● Problem details
Every entry must be repeated exactly. Exclude all pictures.

━━━ Material shown ━━━

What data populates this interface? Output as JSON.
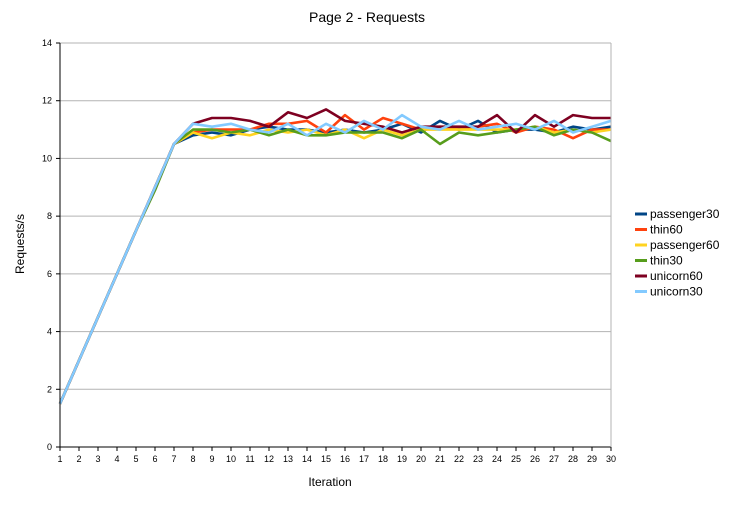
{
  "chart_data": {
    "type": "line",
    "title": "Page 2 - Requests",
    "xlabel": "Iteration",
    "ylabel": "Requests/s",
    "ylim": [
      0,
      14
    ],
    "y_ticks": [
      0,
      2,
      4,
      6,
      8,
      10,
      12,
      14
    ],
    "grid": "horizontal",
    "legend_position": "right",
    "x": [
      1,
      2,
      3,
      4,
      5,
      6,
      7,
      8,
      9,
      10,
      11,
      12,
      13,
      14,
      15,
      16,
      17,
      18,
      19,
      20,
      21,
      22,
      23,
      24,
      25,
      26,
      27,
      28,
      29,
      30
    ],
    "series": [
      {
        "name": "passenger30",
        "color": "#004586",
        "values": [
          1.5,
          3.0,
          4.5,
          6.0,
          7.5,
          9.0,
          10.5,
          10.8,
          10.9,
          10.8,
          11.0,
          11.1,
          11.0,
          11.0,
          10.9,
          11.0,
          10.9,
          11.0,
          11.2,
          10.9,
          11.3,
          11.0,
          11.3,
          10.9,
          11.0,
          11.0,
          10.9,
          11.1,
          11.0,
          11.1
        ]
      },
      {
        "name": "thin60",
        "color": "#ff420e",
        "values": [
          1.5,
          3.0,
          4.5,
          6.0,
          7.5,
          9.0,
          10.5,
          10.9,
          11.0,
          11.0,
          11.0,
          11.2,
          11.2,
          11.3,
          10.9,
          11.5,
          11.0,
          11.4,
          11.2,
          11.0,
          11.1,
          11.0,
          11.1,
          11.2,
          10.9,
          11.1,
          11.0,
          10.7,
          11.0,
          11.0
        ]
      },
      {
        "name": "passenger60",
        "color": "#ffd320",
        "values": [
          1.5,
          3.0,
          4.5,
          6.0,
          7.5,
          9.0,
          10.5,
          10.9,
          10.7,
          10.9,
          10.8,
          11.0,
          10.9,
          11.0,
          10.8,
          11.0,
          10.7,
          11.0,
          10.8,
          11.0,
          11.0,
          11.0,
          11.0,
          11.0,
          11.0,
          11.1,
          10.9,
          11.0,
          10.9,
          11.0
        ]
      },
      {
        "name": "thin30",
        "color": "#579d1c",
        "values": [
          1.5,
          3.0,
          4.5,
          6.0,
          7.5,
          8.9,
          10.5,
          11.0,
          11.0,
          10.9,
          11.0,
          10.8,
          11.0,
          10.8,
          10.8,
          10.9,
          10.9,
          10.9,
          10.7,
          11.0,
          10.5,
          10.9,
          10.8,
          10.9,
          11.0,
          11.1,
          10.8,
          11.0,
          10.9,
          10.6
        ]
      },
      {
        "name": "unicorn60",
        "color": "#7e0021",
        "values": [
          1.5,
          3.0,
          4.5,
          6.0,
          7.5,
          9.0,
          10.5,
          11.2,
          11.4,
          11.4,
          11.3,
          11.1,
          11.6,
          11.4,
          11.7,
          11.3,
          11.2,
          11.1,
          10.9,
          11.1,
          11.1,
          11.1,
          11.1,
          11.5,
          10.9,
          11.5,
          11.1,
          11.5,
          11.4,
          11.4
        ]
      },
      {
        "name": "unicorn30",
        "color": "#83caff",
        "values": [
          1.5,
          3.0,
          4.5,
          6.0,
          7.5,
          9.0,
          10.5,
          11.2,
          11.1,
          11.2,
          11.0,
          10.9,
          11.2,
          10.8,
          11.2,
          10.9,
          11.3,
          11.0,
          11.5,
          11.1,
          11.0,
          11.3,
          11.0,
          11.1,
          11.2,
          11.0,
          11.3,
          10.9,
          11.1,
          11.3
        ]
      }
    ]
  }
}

━━━

● The completed task
What data populates this interface? Output as JSON.
{
  "chart_data": {
    "type": "line",
    "title": "Page 2 - Requests",
    "xlabel": "Iteration",
    "ylabel": "Requests/s",
    "ylim": [
      0,
      14
    ],
    "y_ticks": [
      0,
      2,
      4,
      6,
      8,
      10,
      12,
      14
    ],
    "grid": "horizontal",
    "legend_position": "right",
    "x": [
      1,
      2,
      3,
      4,
      5,
      6,
      7,
      8,
      9,
      10,
      11,
      12,
      13,
      14,
      15,
      16,
      17,
      18,
      19,
      20,
      21,
      22,
      23,
      24,
      25,
      26,
      27,
      28,
      29,
      30
    ],
    "series": [
      {
        "name": "passenger30",
        "color": "#004586",
        "values": [
          1.5,
          3.0,
          4.5,
          6.0,
          7.5,
          9.0,
          10.5,
          10.8,
          10.9,
          10.8,
          11.0,
          11.1,
          11.0,
          11.0,
          10.9,
          11.0,
          10.9,
          11.0,
          11.2,
          10.9,
          11.3,
          11.0,
          11.3,
          10.9,
          11.0,
          11.0,
          10.9,
          11.1,
          11.0,
          11.1
        ]
      },
      {
        "name": "thin60",
        "color": "#ff420e",
        "values": [
          1.5,
          3.0,
          4.5,
          6.0,
          7.5,
          9.0,
          10.5,
          10.9,
          11.0,
          11.0,
          11.0,
          11.2,
          11.2,
          11.3,
          10.9,
          11.5,
          11.0,
          11.4,
          11.2,
          11.0,
          11.1,
          11.0,
          11.1,
          11.2,
          10.9,
          11.1,
          11.0,
          10.7,
          11.0,
          11.0
        ]
      },
      {
        "name": "passenger60",
        "color": "#ffd320",
        "values": [
          1.5,
          3.0,
          4.5,
          6.0,
          7.5,
          9.0,
          10.5,
          10.9,
          10.7,
          10.9,
          10.8,
          11.0,
          10.9,
          11.0,
          10.8,
          11.0,
          10.7,
          11.0,
          10.8,
          11.0,
          11.0,
          11.0,
          11.0,
          11.0,
          11.0,
          11.1,
          10.9,
          11.0,
          10.9,
          11.0
        ]
      },
      {
        "name": "thin30",
        "color": "#579d1c",
        "values": [
          1.5,
          3.0,
          4.5,
          6.0,
          7.5,
          8.9,
          10.5,
          11.0,
          11.0,
          10.9,
          11.0,
          10.8,
          11.0,
          10.8,
          10.8,
          10.9,
          10.9,
          10.9,
          10.7,
          11.0,
          10.5,
          10.9,
          10.8,
          10.9,
          11.0,
          11.1,
          10.8,
          11.0,
          10.9,
          10.6
        ]
      },
      {
        "name": "unicorn60",
        "color": "#7e0021",
        "values": [
          1.5,
          3.0,
          4.5,
          6.0,
          7.5,
          9.0,
          10.5,
          11.2,
          11.4,
          11.4,
          11.3,
          11.1,
          11.6,
          11.4,
          11.7,
          11.3,
          11.2,
          11.1,
          10.9,
          11.1,
          11.1,
          11.1,
          11.1,
          11.5,
          10.9,
          11.5,
          11.1,
          11.5,
          11.4,
          11.4
        ]
      },
      {
        "name": "unicorn30",
        "color": "#83caff",
        "values": [
          1.5,
          3.0,
          4.5,
          6.0,
          7.5,
          9.0,
          10.5,
          11.2,
          11.1,
          11.2,
          11.0,
          10.9,
          11.2,
          10.8,
          11.2,
          10.9,
          11.3,
          11.0,
          11.5,
          11.1,
          11.0,
          11.3,
          11.0,
          11.1,
          11.2,
          11.0,
          11.3,
          10.9,
          11.1,
          11.3
        ]
      }
    ]
  }
}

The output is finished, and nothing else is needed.